» EXERCISE TASK
State how many lines contain the string "толстолистового", and write nothing else.

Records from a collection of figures
start

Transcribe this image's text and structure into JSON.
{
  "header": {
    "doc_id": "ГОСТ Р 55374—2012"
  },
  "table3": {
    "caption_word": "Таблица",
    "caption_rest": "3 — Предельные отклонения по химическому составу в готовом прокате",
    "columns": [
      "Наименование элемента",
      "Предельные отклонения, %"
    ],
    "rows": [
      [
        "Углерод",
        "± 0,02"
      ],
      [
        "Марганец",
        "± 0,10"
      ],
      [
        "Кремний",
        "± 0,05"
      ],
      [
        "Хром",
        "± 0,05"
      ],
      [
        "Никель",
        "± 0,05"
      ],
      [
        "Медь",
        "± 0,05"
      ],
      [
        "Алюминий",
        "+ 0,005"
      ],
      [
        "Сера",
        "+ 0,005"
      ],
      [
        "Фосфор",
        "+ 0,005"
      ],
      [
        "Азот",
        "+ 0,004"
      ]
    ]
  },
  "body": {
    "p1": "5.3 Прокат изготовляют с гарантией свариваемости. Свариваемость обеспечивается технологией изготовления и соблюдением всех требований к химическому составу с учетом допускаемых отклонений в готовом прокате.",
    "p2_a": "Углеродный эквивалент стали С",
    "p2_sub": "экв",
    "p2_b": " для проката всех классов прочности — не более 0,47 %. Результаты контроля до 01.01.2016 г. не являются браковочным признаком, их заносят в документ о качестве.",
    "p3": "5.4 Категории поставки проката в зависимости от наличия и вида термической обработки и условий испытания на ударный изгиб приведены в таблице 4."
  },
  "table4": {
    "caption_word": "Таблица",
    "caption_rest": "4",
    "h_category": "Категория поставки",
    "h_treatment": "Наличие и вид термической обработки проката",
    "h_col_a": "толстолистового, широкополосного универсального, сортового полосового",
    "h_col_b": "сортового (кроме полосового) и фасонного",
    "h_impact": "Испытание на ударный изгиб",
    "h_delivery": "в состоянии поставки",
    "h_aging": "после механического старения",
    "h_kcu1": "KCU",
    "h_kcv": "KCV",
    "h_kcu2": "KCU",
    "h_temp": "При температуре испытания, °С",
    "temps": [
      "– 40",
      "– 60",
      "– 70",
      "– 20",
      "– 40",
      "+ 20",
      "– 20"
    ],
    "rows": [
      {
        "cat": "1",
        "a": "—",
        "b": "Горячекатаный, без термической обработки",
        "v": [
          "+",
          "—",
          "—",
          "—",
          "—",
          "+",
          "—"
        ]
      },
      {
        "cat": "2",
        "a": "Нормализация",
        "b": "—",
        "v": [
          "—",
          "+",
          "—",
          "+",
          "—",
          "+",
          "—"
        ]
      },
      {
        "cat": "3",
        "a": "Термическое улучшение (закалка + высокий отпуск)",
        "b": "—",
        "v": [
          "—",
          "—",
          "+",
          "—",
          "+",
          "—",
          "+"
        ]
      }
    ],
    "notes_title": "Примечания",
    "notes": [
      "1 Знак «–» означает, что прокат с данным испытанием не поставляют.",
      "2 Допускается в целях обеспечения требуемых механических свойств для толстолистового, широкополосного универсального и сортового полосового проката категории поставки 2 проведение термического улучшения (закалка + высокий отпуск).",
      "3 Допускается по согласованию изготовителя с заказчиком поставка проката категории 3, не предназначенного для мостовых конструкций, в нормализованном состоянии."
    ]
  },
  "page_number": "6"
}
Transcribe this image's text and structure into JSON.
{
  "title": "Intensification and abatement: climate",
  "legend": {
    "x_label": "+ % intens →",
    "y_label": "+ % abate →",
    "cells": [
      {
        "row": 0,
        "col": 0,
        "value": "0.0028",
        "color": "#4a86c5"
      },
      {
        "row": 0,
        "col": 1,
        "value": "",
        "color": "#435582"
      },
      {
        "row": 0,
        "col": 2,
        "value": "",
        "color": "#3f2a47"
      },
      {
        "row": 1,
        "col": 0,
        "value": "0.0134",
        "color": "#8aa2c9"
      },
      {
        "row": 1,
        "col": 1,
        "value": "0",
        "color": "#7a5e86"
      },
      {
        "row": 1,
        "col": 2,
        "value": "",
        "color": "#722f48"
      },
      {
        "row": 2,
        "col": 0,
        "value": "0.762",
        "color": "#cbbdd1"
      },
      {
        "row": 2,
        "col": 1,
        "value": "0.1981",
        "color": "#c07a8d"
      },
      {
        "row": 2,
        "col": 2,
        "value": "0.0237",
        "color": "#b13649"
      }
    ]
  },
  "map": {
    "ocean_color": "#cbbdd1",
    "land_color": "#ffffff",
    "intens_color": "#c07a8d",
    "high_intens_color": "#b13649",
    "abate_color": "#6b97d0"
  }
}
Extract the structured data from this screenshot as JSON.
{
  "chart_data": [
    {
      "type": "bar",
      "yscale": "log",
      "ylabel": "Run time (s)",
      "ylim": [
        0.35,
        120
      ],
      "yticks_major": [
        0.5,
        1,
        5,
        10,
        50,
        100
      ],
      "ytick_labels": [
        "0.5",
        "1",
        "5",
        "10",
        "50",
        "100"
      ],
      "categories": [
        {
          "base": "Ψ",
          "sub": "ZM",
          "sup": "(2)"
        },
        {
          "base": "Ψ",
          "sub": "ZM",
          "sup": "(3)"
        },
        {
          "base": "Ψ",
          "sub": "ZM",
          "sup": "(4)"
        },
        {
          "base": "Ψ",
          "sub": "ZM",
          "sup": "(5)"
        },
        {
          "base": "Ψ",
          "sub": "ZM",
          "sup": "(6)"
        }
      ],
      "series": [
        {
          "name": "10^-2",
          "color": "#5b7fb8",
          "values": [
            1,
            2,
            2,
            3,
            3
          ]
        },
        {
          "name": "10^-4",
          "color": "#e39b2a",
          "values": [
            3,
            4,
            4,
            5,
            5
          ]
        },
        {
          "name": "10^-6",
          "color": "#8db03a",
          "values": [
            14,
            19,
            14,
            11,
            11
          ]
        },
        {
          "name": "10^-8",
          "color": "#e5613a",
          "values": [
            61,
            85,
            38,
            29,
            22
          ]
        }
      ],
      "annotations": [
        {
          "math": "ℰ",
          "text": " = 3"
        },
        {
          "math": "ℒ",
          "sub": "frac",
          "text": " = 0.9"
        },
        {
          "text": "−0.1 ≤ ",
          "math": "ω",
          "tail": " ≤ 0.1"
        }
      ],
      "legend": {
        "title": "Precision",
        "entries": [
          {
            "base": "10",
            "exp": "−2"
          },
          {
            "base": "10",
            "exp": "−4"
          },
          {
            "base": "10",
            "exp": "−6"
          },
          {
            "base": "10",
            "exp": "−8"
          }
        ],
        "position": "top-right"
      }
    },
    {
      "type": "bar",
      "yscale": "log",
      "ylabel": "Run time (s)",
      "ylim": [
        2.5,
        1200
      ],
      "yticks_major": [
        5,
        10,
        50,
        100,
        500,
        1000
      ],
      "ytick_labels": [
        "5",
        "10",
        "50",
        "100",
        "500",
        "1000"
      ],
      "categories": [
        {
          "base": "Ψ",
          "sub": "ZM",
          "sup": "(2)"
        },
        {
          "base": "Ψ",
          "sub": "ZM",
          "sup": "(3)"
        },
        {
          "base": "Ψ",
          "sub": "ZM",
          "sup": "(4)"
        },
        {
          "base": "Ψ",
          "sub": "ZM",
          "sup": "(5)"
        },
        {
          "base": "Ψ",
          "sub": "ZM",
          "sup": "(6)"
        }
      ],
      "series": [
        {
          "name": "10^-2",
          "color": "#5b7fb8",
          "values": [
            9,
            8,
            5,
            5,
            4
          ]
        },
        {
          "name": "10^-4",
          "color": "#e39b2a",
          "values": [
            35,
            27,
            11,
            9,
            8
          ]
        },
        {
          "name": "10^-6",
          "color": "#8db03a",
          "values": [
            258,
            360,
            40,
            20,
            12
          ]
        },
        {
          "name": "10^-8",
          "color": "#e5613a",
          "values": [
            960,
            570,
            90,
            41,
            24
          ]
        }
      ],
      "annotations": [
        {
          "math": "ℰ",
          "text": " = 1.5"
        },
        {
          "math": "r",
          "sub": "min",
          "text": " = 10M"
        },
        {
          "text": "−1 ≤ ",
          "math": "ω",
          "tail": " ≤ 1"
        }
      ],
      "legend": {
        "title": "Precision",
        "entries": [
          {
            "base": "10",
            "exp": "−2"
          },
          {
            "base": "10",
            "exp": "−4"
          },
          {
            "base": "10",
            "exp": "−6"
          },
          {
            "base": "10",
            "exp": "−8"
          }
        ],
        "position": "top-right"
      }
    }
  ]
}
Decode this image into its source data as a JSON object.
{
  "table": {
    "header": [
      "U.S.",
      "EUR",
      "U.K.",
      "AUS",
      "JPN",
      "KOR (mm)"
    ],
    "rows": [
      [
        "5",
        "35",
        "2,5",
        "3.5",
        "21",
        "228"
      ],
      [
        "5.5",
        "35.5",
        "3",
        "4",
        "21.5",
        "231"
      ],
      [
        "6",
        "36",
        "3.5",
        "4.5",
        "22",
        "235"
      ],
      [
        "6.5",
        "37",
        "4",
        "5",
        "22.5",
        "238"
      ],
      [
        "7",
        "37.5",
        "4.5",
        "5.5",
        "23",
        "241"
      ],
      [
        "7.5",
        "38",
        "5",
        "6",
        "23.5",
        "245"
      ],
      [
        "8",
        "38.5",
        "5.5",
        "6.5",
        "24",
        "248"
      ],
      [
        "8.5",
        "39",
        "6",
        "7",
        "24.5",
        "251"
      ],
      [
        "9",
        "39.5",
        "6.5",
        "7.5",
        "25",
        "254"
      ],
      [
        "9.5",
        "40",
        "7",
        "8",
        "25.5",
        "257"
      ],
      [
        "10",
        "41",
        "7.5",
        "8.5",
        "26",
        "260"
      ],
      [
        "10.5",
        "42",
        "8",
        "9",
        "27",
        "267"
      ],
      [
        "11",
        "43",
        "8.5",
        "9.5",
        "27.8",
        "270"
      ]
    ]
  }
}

end

» PROBLEM SOLUTION
2